PROBLEM REQUIREMENTS: In the data below, find every line that has the string "company", and copy it.

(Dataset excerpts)
#####
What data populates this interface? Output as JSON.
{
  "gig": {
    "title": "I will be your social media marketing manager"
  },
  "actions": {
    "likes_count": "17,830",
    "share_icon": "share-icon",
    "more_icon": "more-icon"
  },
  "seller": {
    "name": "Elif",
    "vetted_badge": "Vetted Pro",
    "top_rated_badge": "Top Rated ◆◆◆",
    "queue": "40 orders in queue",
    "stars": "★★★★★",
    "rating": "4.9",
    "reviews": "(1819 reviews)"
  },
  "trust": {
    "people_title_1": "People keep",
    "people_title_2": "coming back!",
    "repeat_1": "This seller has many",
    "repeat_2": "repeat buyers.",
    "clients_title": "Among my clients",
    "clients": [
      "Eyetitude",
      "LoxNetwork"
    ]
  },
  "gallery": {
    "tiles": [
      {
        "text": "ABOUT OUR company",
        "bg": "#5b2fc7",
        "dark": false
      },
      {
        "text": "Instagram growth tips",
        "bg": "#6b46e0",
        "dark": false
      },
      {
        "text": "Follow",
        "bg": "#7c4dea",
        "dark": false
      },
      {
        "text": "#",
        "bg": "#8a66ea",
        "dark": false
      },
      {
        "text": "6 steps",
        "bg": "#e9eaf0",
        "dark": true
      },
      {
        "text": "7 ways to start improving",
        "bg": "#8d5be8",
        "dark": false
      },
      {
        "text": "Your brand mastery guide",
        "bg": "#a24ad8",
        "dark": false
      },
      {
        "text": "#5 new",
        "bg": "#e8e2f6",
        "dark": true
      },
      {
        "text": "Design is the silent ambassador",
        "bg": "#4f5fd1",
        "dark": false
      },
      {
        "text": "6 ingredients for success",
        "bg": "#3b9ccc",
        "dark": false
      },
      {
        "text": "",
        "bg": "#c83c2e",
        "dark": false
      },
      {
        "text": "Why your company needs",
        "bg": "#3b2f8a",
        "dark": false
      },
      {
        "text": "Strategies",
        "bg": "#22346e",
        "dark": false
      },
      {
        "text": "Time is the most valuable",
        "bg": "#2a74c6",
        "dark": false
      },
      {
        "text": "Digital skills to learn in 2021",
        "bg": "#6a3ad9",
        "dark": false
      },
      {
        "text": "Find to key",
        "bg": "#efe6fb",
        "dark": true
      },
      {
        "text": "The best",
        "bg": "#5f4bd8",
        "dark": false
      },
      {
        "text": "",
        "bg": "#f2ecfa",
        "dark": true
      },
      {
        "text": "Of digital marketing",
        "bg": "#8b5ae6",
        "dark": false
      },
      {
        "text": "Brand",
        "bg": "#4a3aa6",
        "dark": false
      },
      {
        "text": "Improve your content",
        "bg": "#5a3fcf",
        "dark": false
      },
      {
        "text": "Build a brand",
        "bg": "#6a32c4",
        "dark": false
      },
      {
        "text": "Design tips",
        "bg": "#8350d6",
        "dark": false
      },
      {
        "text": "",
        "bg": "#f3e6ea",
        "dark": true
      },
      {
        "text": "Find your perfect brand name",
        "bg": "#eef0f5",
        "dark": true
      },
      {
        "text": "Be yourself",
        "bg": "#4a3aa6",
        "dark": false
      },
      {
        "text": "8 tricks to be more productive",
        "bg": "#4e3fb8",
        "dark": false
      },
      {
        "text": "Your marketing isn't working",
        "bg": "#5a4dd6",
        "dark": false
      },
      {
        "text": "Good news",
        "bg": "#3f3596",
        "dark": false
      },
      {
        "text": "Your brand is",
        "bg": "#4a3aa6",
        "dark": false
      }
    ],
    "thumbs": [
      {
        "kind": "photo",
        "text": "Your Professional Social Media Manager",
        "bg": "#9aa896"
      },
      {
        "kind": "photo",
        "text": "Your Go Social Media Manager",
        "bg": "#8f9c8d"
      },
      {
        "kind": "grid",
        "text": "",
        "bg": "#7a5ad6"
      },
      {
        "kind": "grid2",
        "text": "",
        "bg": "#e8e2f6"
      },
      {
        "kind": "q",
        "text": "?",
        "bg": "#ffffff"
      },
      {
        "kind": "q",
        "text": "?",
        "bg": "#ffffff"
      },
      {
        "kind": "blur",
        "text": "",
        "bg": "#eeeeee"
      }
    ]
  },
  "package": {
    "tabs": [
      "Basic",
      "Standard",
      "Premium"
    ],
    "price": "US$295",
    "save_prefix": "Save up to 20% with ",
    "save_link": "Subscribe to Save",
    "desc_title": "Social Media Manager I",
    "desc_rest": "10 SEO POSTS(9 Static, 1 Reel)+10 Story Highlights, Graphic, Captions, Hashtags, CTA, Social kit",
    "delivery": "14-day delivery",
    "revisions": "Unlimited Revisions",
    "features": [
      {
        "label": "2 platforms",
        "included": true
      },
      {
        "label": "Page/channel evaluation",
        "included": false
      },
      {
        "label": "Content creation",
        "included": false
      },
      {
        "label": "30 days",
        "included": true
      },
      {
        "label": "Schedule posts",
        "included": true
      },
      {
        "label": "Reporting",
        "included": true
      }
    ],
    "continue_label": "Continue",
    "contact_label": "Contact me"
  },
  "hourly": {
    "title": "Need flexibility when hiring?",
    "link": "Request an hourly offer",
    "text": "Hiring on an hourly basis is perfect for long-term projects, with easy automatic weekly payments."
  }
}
#####
THE RESPONSE:
        "text": "ABOUT OUR company",
        "text": "Why your company needs",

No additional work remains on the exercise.